## Your assignment
Determine how many lines in the entries below contain "content", and output that number alone.

========

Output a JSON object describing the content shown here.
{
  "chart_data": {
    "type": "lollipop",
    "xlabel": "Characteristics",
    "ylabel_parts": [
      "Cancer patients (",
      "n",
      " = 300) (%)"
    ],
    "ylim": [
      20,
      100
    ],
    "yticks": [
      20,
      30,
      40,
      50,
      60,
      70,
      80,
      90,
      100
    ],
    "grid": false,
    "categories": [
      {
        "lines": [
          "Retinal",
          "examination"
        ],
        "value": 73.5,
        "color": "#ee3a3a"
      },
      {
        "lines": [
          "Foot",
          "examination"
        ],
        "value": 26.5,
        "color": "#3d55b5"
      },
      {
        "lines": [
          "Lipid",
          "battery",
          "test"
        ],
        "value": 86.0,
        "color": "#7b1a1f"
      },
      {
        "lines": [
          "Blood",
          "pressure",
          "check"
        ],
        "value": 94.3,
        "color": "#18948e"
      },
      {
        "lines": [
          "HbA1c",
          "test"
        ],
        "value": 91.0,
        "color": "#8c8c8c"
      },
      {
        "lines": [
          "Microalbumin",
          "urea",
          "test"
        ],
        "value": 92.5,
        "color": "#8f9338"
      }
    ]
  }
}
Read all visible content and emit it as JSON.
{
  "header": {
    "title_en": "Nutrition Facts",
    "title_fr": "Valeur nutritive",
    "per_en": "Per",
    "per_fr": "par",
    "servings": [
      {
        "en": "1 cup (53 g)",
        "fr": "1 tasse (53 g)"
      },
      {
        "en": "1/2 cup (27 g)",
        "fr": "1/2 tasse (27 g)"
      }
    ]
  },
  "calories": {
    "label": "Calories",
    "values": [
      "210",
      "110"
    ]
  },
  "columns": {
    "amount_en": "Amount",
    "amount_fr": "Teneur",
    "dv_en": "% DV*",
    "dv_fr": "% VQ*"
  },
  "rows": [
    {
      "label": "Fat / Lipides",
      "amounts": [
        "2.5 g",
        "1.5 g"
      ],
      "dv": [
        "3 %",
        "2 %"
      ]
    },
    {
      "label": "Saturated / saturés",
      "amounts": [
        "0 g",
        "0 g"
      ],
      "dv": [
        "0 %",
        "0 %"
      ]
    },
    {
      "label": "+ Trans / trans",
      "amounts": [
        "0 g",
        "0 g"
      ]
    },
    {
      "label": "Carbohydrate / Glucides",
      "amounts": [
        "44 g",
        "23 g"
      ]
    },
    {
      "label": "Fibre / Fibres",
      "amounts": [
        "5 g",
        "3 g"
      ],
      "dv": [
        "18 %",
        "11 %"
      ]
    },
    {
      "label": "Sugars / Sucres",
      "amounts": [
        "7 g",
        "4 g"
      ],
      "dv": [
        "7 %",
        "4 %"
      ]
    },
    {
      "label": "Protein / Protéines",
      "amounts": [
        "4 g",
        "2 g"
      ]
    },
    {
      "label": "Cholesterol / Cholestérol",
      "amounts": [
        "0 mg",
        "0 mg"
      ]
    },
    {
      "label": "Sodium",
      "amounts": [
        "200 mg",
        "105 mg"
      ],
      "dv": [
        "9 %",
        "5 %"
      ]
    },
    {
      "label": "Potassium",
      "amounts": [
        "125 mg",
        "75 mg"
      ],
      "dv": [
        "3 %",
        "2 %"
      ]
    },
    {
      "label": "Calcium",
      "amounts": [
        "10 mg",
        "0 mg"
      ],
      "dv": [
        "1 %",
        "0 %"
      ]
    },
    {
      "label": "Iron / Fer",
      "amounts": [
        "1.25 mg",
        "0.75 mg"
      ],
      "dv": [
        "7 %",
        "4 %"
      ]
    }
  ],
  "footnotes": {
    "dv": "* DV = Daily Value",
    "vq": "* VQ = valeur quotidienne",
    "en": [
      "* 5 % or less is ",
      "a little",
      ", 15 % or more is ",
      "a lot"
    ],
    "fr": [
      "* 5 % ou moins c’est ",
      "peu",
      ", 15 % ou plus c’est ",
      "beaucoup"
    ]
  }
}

========

## Result of the exercise
2